* **Testo selezionato**:

Due giovani espatriati, un polacco e un rumeno, uno povero e uno ricco, studiano a Liegi, conviventi in una modesta pensione - il ricco ha diritto a pranzare, solo, con cibo cucinato per lui, in sala da pranzo, gli altri in cucina. Non può funzionare e non funzionerà. Dopo la guerra e qualche decennio, i due si ritrovano in America, il povero è telefonista in albergo, il ricco è diventato padrone dell’albergo, della città dell’albergo, delle miniere che hanno fondato la città. Non ci può essere convivenza, e non ci sarà.
Un racconto del ricco e del povero che Simenon non ha potuto animare. La seconda parte, la ripresa in America, ha tutta l’aria di un ripiego per fare di un racconto un volume, della serie “duri” - il thrilling in secondo piano, rispetto agli ambienti e ai caratteri.

* **Compito assegnato A**:
Riporti esattamente le righe dell'elenco, dalla riga che contiene "avatar — [61, 382, 80, 401]" fino alla riga che contiene "avatar — [61, 347, 80, 366]", quest'ultima inclusa.
Il testo selezionato e l'elenco provengono da fonti diverse.

* **Dati da elaborare**:
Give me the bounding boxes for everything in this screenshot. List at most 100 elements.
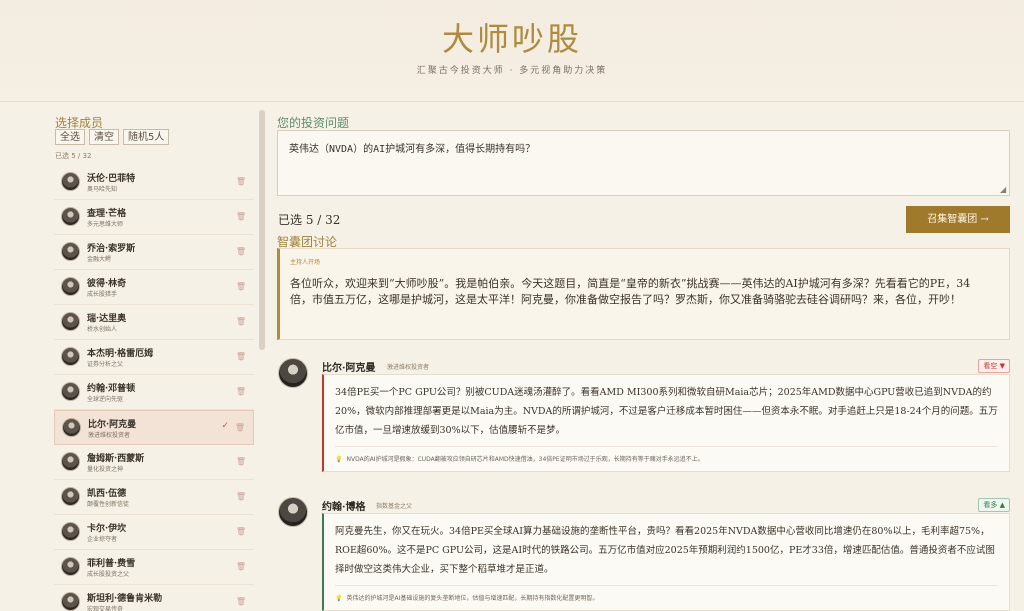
avatar — [61, 382, 80, 401]
delete-icon[interactable]: 🗑 — [236, 317, 246, 326]
member-desc: 金融大鳄 — [87, 256, 112, 263]
summary-text: 英伟达的护城河是AI基础设施的复头垄断地位，估值与增速匹配，长期持有指数化配置更… — [346, 595, 599, 602]
member-name: 沃伦·巴菲特 — [87, 174, 136, 184]
question-input[interactable]: 英伟达（NVDA）的AI护城河有多深，值得长期持有吗？ — [277, 130, 1010, 196]
member-name: 凯西·伍德 — [87, 489, 127, 499]
resize-grip-icon[interactable]: ◢ — [1000, 185, 1006, 194]
delete-icon[interactable]: 🗑 — [236, 597, 246, 606]
member-desc: 桥水创始人 — [87, 326, 118, 333]
avatar — [61, 522, 80, 541]
message-body: 阿克曼先生，你又在玩火。34倍PE买全球AI算力基础设施的垄断性平台，贵吗？看看… — [322, 513, 1010, 611]
lightbulb-icon: 💡 — [335, 456, 343, 463]
avatar — [61, 347, 80, 366]
delete-icon[interactable]: 🗑 — [236, 177, 246, 186]
host-text: 各位听众，欢迎来到“大师吵股”。我是帕伯亲。今天这题目，简直是“皇帝的新衣”挑战… — [290, 277, 971, 306]
member-desc: 颠覆性创新信徒 — [87, 501, 130, 508]
speaker-name: 约翰·博格 — [322, 502, 366, 513]
delete-icon[interactable]: 🗑 — [236, 352, 246, 361]
member-name: 约翰·邓普顿 — [87, 384, 136, 394]
avatar — [61, 557, 80, 576]
member-name: 瑞·达里奥 — [87, 314, 127, 324]
member-desc: 成长股投资之父 — [87, 571, 130, 578]
member-desc: 成长股猎手 — [87, 291, 118, 298]
member-desc: 证券分析之父 — [87, 361, 124, 368]
delete-icon[interactable]: 🗑 — [236, 527, 246, 536]
sidebar-actions: 全选 清空 随机5人 — [55, 129, 170, 145]
member-name: 詹姆斯·西蒙斯 — [87, 454, 145, 464]
member-list: 沃伦·巴菲特 奥马哈先知 🗑 查理·芒格 多元思维大师 🗑 乔治·索罗斯 金融大鳄 🗑 彼得·林奇… — [54, 165, 254, 611]
member-item[interactable]: 卡尔·伊坎企业掠夺者 🗑 — [54, 515, 254, 550]
member-item[interactable]: 本杰明·格雷厄姆 证券分析之父 🗑 — [54, 340, 254, 375]
delete-icon[interactable]: 🗑 — [236, 492, 246, 501]
speaker-name: 比尔·阿克曼 — [322, 363, 376, 374]
delete-icon[interactable]: 🗑 — [236, 562, 246, 571]
site-title: 大师吵股 — [441, 20, 582, 58]
avatar — [61, 312, 80, 331]
member-name: 查理·芒格 — [87, 209, 127, 219]
member-item[interactable]: 斯坦利·德鲁肯米勒宏观交易传奇 🗑 — [54, 585, 254, 611]
member-name: 卡尔·伊坎 — [87, 524, 127, 534]
member-desc: 量化投资之神 — [87, 466, 124, 473]
delete-icon[interactable]: 🗑 — [236, 282, 246, 291]
site-subtitle: 汇聚古今投资大师 · 多元视角助力决策 — [416, 66, 608, 76]
avatar — [278, 358, 308, 388]
stance-badge: 看多 ▲ — [978, 498, 1010, 512]
avatar — [61, 277, 80, 296]
member-item[interactable]: 詹姆斯·西蒙斯 量化投资之神 🗑 — [54, 445, 254, 480]
member-name: 菲利普·费雪 — [87, 559, 136, 569]
member-name: 本杰明·格雷厄姆 — [87, 349, 154, 359]
member-desc: 激进维权投资者 — [88, 432, 131, 439]
member-name: 乔治·索罗斯 — [87, 244, 136, 254]
member-desc: 宏观交易传奇 — [87, 606, 124, 611]
member-item[interactable]: 凯西·伍德颠覆性创新信徒 🗑 — [54, 480, 254, 515]
member-desc: 企业掠夺者 — [87, 536, 118, 543]
host-opening: 主持人开场 各位听众，欢迎来到“大师吵股”。我是帕伯亲。今天这题目，简直是“皇帝… — [277, 248, 1010, 340]
delete-icon[interactable]: 🗑 — [236, 387, 246, 396]
member-item[interactable]: 彼得·林奇成长股猎手 🗑 — [54, 270, 254, 305]
selected-count: 已选 5 / 32 — [278, 213, 341, 227]
avatar — [61, 487, 80, 506]
delete-icon[interactable]: 🗑 — [235, 423, 245, 432]
delete-icon[interactable]: 🗑 — [236, 247, 246, 256]
check-icon: ✓ — [221, 421, 229, 431]
member-item[interactable]: 比尔·阿克曼 激进维权投资者 ✓ 🗑 — [54, 410, 254, 445]
message-text: 34倍PE买一个PC GPU公司？别被CUDA迷魂汤灌醉了。看看AMD MI30… — [335, 387, 998, 436]
member-item[interactable]: 沃伦·巴菲特 奥马哈先知 🗑 — [54, 165, 254, 200]
member-name: 比尔·阿克曼 — [88, 420, 137, 430]
member-item[interactable]: 乔治·索罗斯 金融大鳄 🗑 — [54, 235, 254, 270]
message-text: 阿克曼先生，你又在玩火。34倍PE买全球AI算力基础设施的垄断性平台，贵吗？看看… — [335, 526, 995, 575]
stance-badge: 看空 ▼ — [978, 359, 1010, 373]
page-header: 大师吵股 汇聚古今投资大师 · 多元视角助力决策 — [0, 0, 1024, 102]
member-item[interactable]: 瑞·达里奥桥水创始人 🗑 — [54, 305, 254, 340]
avatar — [61, 207, 80, 226]
member-item[interactable]: 查理·芒格多元思维大师 🗑 — [54, 200, 254, 235]
summary-text: NVDA的AI护城河是假象：CUDA翻被攻应领自研芯片和AMD快速借油，34倍P… — [346, 456, 704, 463]
delete-icon[interactable]: 🗑 — [236, 457, 246, 466]
delete-icon[interactable]: 🗑 — [236, 212, 246, 221]
avatar — [61, 592, 80, 611]
clear-button[interactable]: 清空 — [89, 129, 119, 145]
member-name: 彼得·林奇 — [87, 279, 127, 289]
member-name: 斯坦利·德鲁肯米勒 — [87, 594, 163, 604]
member-sidebar: 选择成员 全选 清空 随机5人 已选 5 / 32 沃伦·巴菲特 奥马哈先知 🗑 查理… — [48, 110, 266, 611]
member-desc: 奥马哈先知 — [87, 186, 118, 193]
speaker-role: 指数基金之父 — [376, 503, 413, 510]
member-desc: 多元思维大师 — [87, 221, 124, 228]
avatar — [61, 172, 80, 191]
sidebar-scrollbar[interactable] — [259, 110, 265, 350]
random-five-button[interactable]: 随机5人 — [123, 129, 170, 145]
avatar — [61, 242, 80, 261]
message-summary: 💡 NVDA的AI护城河是假象：CUDA翻被攻应领自研芯片和AMD快速借油，34倍… — [335, 446, 998, 463]
question-label: 您的投资问题 — [277, 116, 350, 130]
summon-panel-button[interactable]: 召集智囊团 → — [906, 206, 1010, 233]
avatar — [278, 497, 308, 527]
speaker-role: 激进维权投资者 — [387, 364, 430, 371]
avatar — [62, 418, 81, 437]
member-item[interactable]: 约翰·邓普顿 全球逆向先驱 🗑 — [54, 375, 254, 410]
lightbulb-icon: 💡 — [335, 595, 343, 602]
member-item[interactable]: 菲利普·费雪 成长股投资之父 🗑 — [54, 550, 254, 585]
sidebar-selected-count: 已选 5 / 32 — [55, 152, 92, 160]
message-body: 34倍PE买一个PC GPU公司？别被CUDA迷魂汤灌醉了。看看AMD MI30… — [322, 374, 1010, 472]
select-all-button[interactable]: 全选 — [55, 129, 85, 145]
host-tag: 主持人开场 — [290, 259, 321, 266]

* **Compito assegnato B**:
Trascriva fedelmente il testo selezionato da "Un racconto del" fino a "e ai caratteri." incluso.

* **Risultato finale A**:
avatar — [61, 382, 80, 401]
delete-icon[interactable]: 🗑 — [236, 317, 246, 326]
member-desc: 金融大鳄 — [87, 256, 112, 263]
summary-text: 英伟达的护城河是AI基础设施的复头垄断地位，估值与增速匹配，长期持有指数化配置更… — [346, 595, 599, 602]
member-name: 沃伦·巴菲特 — [87, 174, 136, 184]
question-input[interactable]: 英伟达（NVDA）的AI护城河有多深，值得长期持有吗？ — [277, 130, 1010, 196]
member-name: 凯西·伍德 — [87, 489, 127, 499]
resize-grip-icon[interactable]: ◢ — [1000, 185, 1006, 194]
delete-icon[interactable]: 🗑 — [236, 597, 246, 606]
member-desc: 桥水创始人 — [87, 326, 118, 333]
avatar — [61, 522, 80, 541]
message-body: 阿克曼先生，你又在玩火。34倍PE买全球AI算力基础设施的垄断性平台，贵吗？看看… — [322, 513, 1010, 611]
lightbulb-icon: 💡 — [335, 456, 343, 463]
avatar — [61, 347, 80, 366]

* **Risultato finale B**:
Un racconto del ricco e del povero che Simenon non ha potuto animare. La seconda parte, la ripresa in America, ha tutta l’aria di un ripiego per fare di un racconto un volume, della serie “duri” - il thrilling in secondo piano, rispetto agli ambienti e ai caratteri.